> [WRITTEN REQUEST]
Copy out each line containing "Dfch" from the entries below.

[Rows from a dataset]
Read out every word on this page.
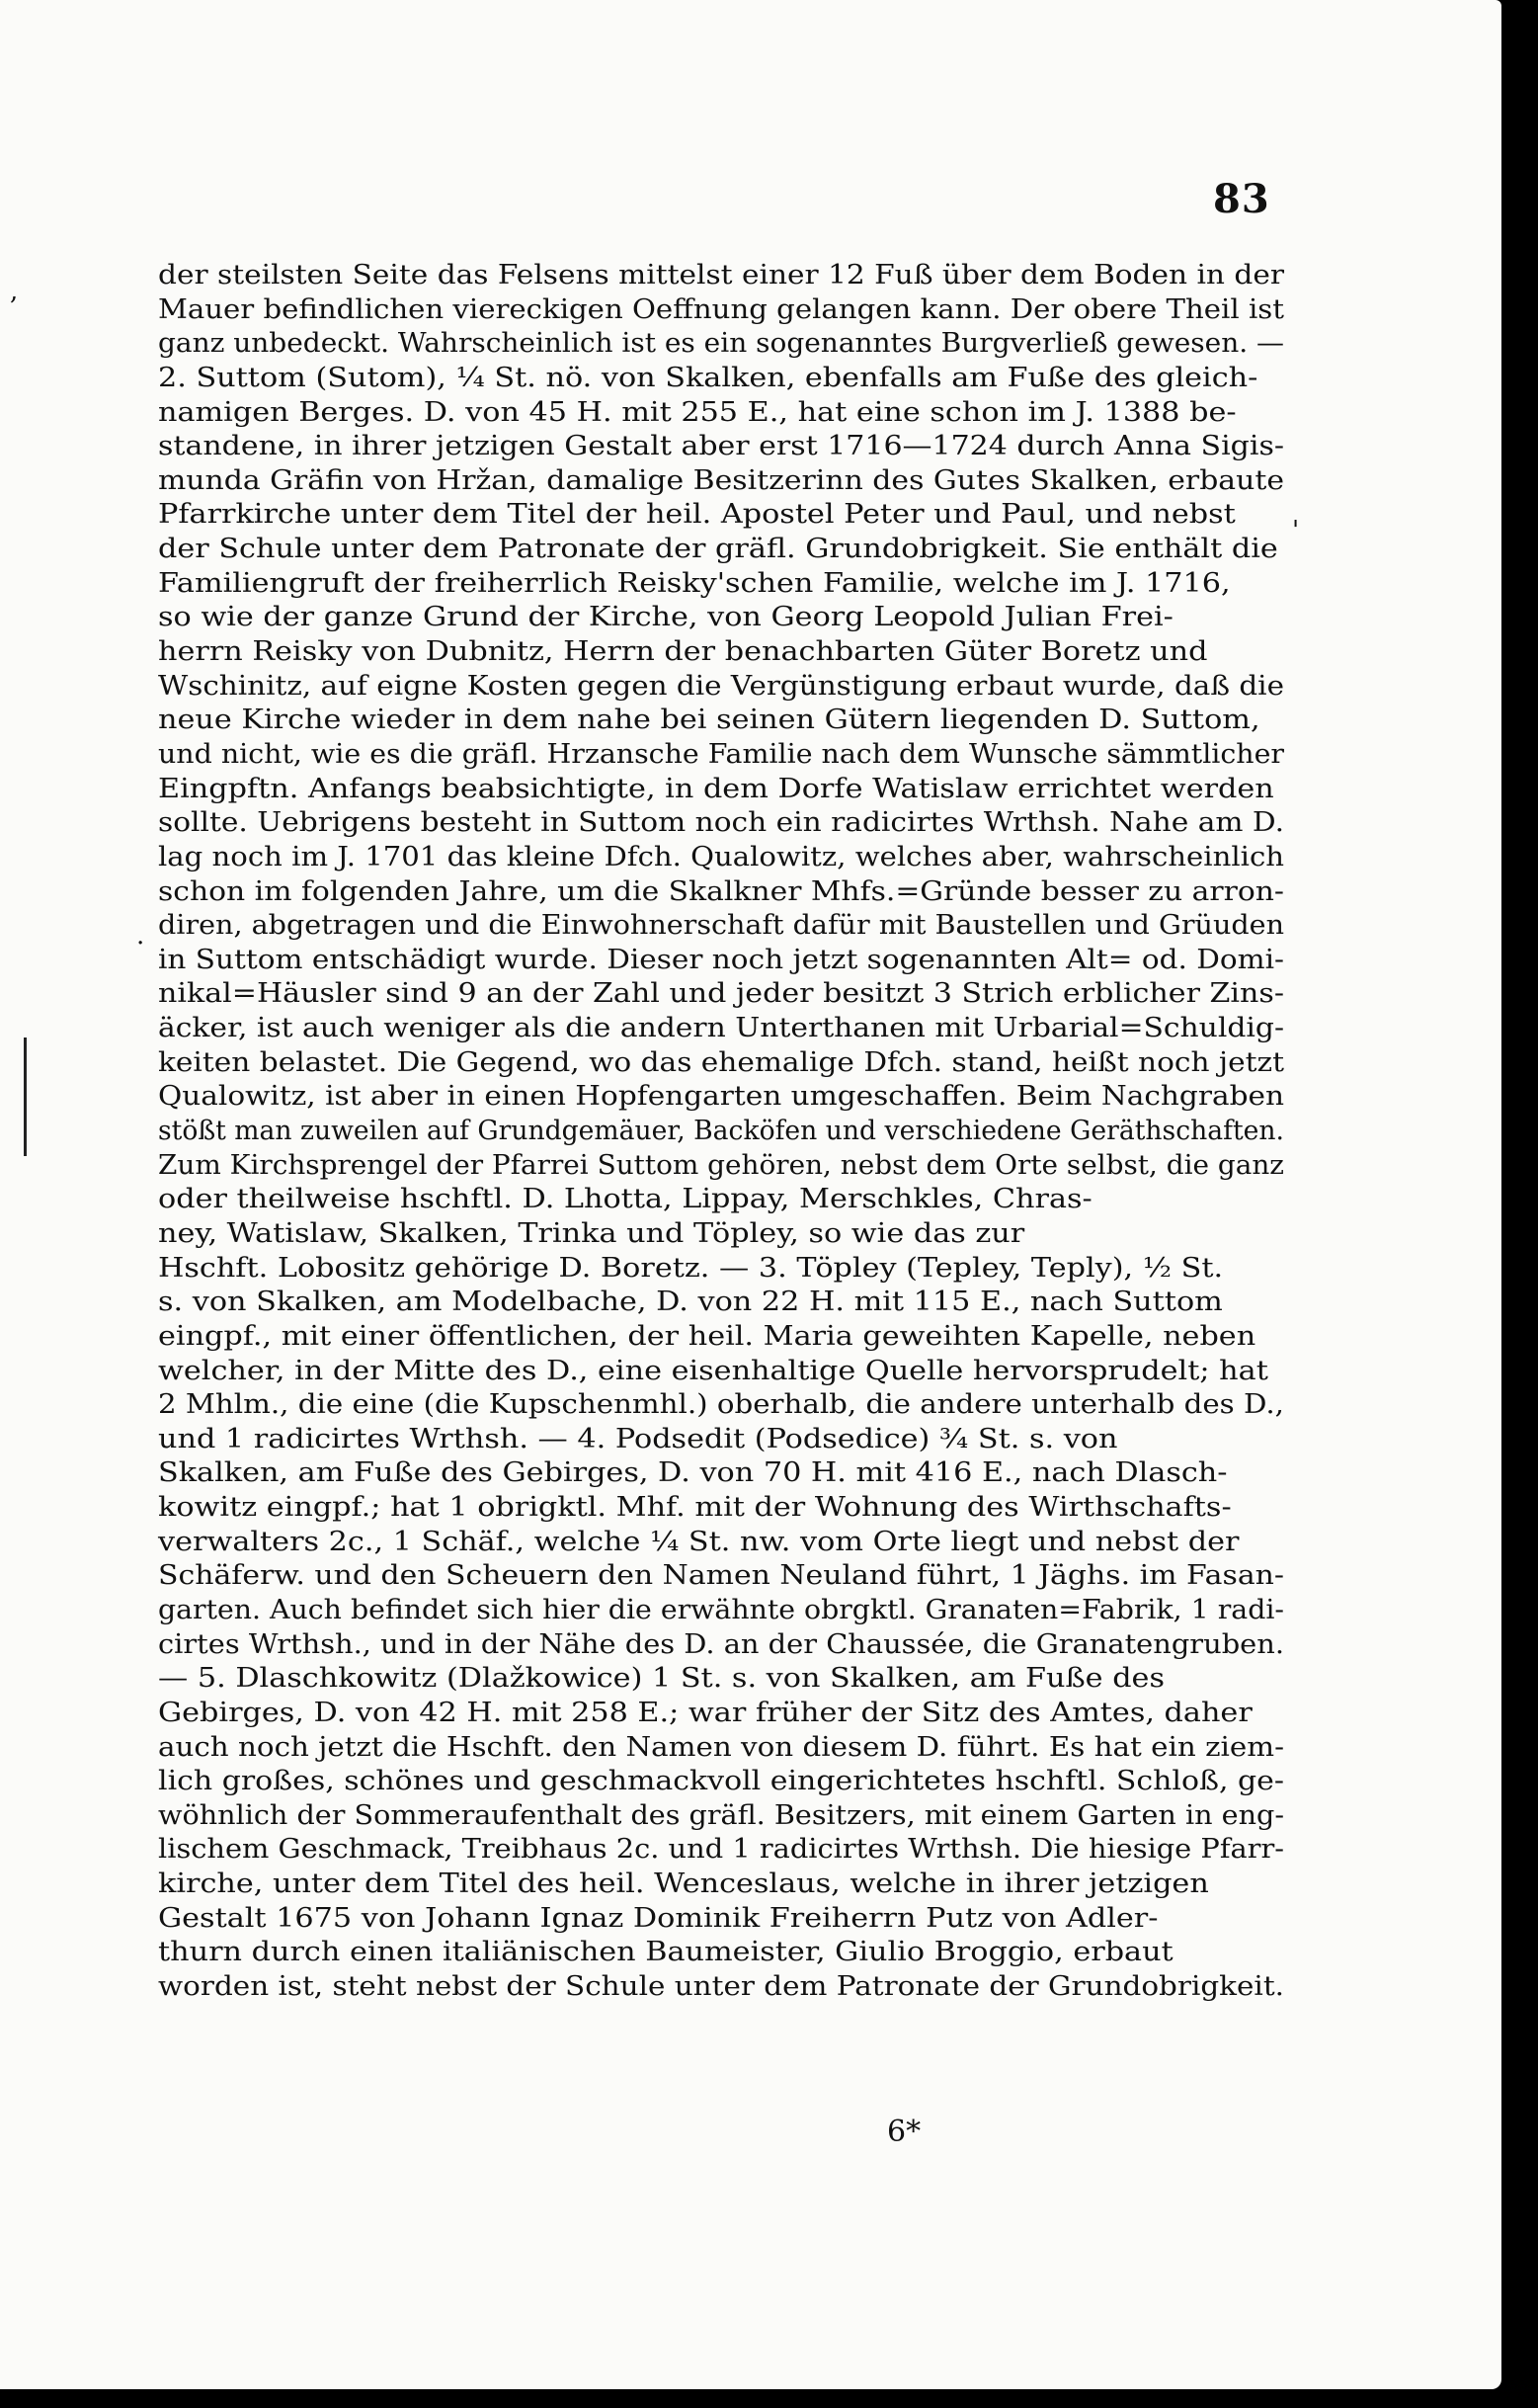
83
der steilsten Seite das Felsens mittelst einer 12 Fuß über dem Boden in der
Mauer befindlichen viereckigen Oeffnung gelangen kann. Der obere Theil ist
ganz unbedeckt. Wahrscheinlich ist es ein sogenanntes Burgverließ gewesen. —
2. Suttom (Sutom), ¹⁄₄ St. nö. von Skalken, ebenfalls am Fuße des gleich-
namigen Berges. D. von 45 H. mit 255 E., hat eine schon im J. 1388 be-
standene, in ihrer jetzigen Gestalt aber erst 1716—1724 durch Anna Sigis-
munda Gräfin von Hržan, damalige Besitzerinn des Gutes Skalken, erbaute
Pfarrkirche unter dem Titel der heil. Apostel Peter und Paul, und nebst
der Schule unter dem Patronate der gräfl. Grundobrigkeit. Sie enthält die
Familiengruft der freiherrlich Reisky'schen Familie, welche im J. 1716,
so wie der ganze Grund der Kirche, von Georg Leopold Julian Frei-
herrn Reisky von Dubnitz, Herrn der benachbarten Güter Boretz und
Wschinitz, auf eigne Kosten gegen die Vergünstigung erbaut wurde, daß die
neue Kirche wieder in dem nahe bei seinen Gütern liegenden D. Suttom,
und nicht, wie es die gräfl. Hrzansche Familie nach dem Wunsche sämmtlicher
Eingpftn. Anfangs beabsichtigte, in dem Dorfe Watislaw errichtet werden
sollte. Uebrigens besteht in Suttom noch ein radicirtes Wrthsh. Nahe am D.
lag noch im J. 1701 das kleine Dfch. Qualowitz, welches aber, wahrscheinlich
schon im folgenden Jahre, um die Skalkner Mhfs.=Gründe besser zu arron-
diren, abgetragen und die Einwohnerschaft dafür mit Baustellen und Grüuden
in Suttom entschädigt wurde. Dieser noch jetzt sogenannten Alt= od. Domi-
nikal=Häusler sind 9 an der Zahl und jeder besitzt 3 Strich erblicher Zins-
äcker, ist auch weniger als die andern Unterthanen mit Urbarial=Schuldig-
keiten belastet. Die Gegend, wo das ehemalige Dfch. stand, heißt noch jetzt
Qualowitz, ist aber in einen Hopfengarten umgeschaffen. Beim Nachgraben
stößt man zuweilen auf Grundgemäuer, Backöfen und verschiedene Geräthschaften.
Zum Kirchsprengel der Pfarrei Suttom gehören, nebst dem Orte selbst, die ganz
oder theilweise hschftl. D. Lhotta, Lippay, Merschkles, Chras-
ney, Watislaw, Skalken, Trinka und Töpley, so wie das zur
Hschft. Lobositz gehörige D. Boretz. — 3. Töpley (Tepley, Teply), ½ St.
s. von Skalken, am Modelbache, D. von 22 H. mit 115 E., nach Suttom
eingpf., mit einer öffentlichen, der heil. Maria geweihten Kapelle, neben
welcher, in der Mitte des D., eine eisenhaltige Quelle hervorsprudelt; hat
2 Mhlm., die eine (die Kupschenmhl.) oberhalb, die andere unterhalb des D.,
und 1 radicirtes Wrthsh. — 4. Podsedit (Podsedice) ¾ St. s. von
Skalken, am Fuße des Gebirges, D. von 70 H. mit 416 E., nach Dlasch-
kowitz eingpf.; hat 1 obrigktl. Mhf. mit der Wohnung des Wirthschafts-
verwalters 2c., 1 Schäf., welche ¼ St. nw. vom Orte liegt und nebst der
Schäferw. und den Scheuern den Namen Neuland führt, 1 Jäghs. im Fasan-
garten. Auch befindet sich hier die erwähnte obrgktl. Granaten=Fabrik, 1 radi-
cirtes Wrthsh., und in der Nähe des D. an der Chaussée, die Granatengruben.
— 5. Dlaschkowitz (Dlažkowice) 1 St. s. von Skalken, am Fuße des
Gebirges, D. von 42 H. mit 258 E.; war früher der Sitz des Amtes, daher
auch noch jetzt die Hschft. den Namen von diesem D. führt. Es hat ein ziem-
lich großes, schönes und geschmackvoll eingerichtetes hschftl. Schloß, ge-
wöhnlich der Sommeraufenthalt des gräfl. Besitzers, mit einem Garten in eng-
lischem Geschmack, Treibhaus 2c. und 1 radicirtes Wrthsh. Die hiesige Pfarr-
kirche, unter dem Titel des heil. Wenceslaus, welche in ihrer jetzigen
Gestalt 1675 von Johann Ignaz Dominik Freiherrn Putz von Adler-
thurn durch einen italiänischen Baumeister, Giulio Broggio, erbaut
worden ist, steht nebst der Schule unter dem Patronate der Grundobrigkeit.
6*
,
'
.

> [RESULT BELOW]
lag noch im J. 1701 das kleine Dfch. Qualowitz, welches aber, wahrscheinlich
keiten belastet. Die Gegend, wo das ehemalige Dfch. stand, heißt noch jetzt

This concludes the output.